=== Task ===
Print the lines below verbatim, starting with the line that has "Give bounding boxes" and stopping after the line that has "drag-handle-icon[interactable] (773, 681, 776, 693)".

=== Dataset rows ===
[start]

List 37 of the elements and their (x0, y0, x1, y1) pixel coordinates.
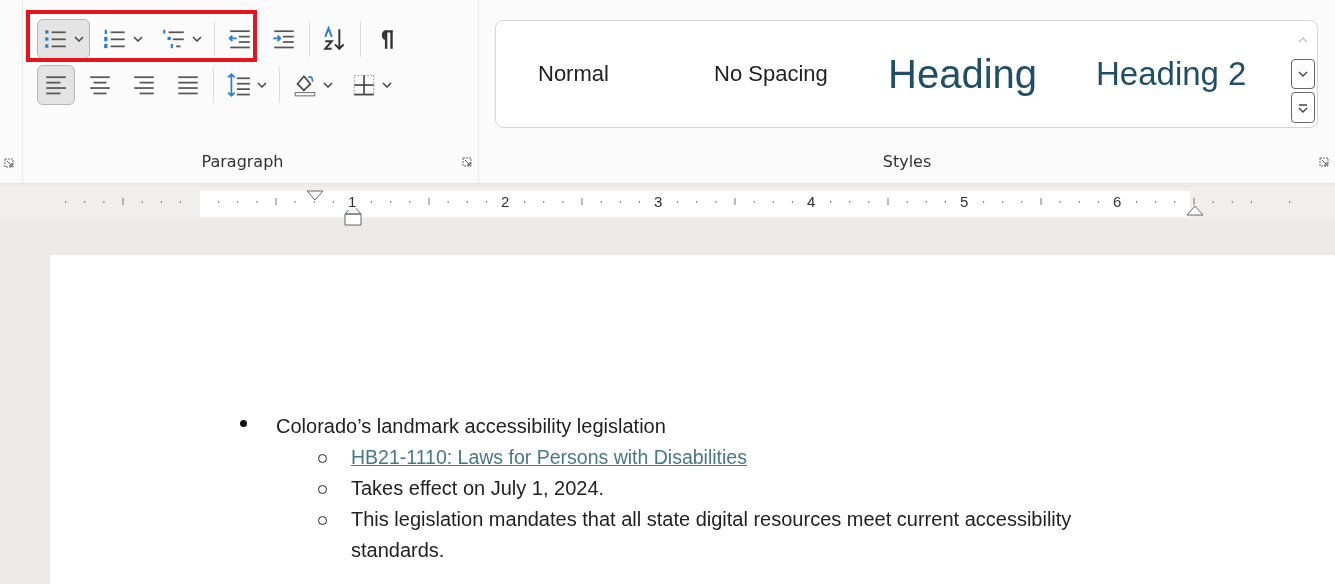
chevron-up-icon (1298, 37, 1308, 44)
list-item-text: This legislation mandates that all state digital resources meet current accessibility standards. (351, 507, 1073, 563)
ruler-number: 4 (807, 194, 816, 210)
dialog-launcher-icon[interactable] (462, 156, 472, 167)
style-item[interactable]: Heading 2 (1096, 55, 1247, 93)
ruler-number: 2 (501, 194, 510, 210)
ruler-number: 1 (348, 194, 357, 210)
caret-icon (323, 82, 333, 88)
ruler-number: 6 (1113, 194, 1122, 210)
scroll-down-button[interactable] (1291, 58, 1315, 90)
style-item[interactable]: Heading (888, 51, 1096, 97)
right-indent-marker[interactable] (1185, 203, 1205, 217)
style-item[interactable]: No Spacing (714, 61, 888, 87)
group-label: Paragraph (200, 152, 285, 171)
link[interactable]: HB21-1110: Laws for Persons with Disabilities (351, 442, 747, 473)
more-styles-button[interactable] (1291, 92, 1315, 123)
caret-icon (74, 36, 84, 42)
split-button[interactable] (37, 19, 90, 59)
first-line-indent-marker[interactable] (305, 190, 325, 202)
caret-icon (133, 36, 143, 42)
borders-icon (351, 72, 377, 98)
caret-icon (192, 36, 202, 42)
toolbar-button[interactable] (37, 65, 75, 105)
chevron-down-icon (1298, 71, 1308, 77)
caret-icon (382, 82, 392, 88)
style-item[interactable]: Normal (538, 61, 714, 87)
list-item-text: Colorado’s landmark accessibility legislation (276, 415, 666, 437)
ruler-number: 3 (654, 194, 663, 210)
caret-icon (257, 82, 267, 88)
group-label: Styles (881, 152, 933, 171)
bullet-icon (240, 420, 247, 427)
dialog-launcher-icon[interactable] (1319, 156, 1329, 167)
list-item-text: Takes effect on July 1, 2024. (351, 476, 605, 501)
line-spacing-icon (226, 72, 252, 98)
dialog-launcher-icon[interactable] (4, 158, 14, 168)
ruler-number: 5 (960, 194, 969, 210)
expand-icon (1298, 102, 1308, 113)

[end]
[start]

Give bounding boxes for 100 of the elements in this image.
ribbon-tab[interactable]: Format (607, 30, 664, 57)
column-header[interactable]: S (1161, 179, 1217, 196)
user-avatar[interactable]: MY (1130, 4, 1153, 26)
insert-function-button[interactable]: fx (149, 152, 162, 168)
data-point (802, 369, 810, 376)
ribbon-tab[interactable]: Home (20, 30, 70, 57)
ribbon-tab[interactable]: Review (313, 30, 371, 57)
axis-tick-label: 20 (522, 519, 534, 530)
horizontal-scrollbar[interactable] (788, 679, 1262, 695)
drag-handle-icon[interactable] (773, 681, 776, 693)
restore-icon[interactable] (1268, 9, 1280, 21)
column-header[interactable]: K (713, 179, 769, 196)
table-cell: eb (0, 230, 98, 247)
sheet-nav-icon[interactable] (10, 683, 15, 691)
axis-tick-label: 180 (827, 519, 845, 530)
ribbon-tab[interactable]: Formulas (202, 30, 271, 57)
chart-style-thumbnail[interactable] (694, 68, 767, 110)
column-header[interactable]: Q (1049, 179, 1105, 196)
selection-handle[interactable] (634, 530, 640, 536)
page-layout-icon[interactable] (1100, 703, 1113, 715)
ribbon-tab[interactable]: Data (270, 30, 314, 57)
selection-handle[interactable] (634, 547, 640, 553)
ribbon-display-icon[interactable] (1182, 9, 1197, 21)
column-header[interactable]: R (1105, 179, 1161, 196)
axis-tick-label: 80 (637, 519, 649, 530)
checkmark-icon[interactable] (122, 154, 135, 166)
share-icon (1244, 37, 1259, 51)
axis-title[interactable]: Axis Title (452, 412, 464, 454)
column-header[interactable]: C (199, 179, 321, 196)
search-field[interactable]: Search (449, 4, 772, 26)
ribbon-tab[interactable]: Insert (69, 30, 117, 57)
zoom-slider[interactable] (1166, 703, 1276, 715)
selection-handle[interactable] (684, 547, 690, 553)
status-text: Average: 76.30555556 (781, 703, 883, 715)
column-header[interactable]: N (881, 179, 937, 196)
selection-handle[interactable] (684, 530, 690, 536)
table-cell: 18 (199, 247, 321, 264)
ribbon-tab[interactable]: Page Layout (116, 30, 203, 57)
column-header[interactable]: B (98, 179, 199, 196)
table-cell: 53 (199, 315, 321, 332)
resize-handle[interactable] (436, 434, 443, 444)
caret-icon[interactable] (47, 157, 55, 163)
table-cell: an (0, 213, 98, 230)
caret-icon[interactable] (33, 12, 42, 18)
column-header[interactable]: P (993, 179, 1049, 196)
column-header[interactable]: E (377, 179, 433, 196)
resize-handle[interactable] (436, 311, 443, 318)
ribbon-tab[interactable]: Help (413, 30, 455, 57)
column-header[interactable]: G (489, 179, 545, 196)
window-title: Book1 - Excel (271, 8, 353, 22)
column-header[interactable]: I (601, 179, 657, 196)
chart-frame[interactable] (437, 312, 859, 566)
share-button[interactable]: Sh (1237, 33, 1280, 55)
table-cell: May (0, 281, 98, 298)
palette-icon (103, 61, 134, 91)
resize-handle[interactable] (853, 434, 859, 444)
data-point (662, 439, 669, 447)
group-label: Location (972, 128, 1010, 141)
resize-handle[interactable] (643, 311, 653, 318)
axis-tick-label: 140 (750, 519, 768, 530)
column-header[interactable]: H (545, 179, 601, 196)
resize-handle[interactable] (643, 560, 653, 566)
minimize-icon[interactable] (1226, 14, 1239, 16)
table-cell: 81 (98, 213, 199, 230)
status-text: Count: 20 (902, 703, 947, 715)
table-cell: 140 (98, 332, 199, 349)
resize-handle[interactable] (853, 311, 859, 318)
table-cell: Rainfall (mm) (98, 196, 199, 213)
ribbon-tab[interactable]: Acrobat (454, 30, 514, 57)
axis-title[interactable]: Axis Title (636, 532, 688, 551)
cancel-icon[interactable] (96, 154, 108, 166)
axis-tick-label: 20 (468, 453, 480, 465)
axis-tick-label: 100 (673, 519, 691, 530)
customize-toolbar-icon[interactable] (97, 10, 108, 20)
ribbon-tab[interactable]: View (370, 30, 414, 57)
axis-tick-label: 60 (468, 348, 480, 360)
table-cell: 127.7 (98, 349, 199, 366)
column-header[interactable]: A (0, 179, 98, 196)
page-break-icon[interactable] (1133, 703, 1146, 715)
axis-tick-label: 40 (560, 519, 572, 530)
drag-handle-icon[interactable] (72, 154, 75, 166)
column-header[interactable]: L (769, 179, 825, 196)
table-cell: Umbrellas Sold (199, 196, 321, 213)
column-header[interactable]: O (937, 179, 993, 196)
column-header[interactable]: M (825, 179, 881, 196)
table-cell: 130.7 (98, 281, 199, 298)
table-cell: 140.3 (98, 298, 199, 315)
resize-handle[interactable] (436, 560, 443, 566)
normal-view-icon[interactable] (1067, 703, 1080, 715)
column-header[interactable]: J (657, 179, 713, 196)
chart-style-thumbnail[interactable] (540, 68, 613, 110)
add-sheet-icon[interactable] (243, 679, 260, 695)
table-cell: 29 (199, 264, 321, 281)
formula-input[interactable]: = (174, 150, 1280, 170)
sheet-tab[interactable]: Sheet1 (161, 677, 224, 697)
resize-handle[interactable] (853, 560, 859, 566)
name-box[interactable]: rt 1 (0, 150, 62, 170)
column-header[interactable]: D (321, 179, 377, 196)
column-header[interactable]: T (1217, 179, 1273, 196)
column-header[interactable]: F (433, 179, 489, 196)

[end]

=== Exercise solution ===
Give bounding boxes for 100 of the elements in this image.
ribbon-tab[interactable]: Format (607, 30, 664, 57)
column-header[interactable]: S (1161, 179, 1217, 196)
user-avatar[interactable]: MY (1130, 4, 1153, 26)
insert-function-button[interactable]: fx (149, 152, 162, 168)
data-point (802, 369, 810, 376)
ribbon-tab[interactable]: Home (20, 30, 70, 57)
ribbon-tab[interactable]: Review (313, 30, 371, 57)
axis-tick-label: 20 (522, 519, 534, 530)
horizontal-scrollbar[interactable] (788, 679, 1262, 695)
drag-handle-icon[interactable] (773, 681, 776, 693)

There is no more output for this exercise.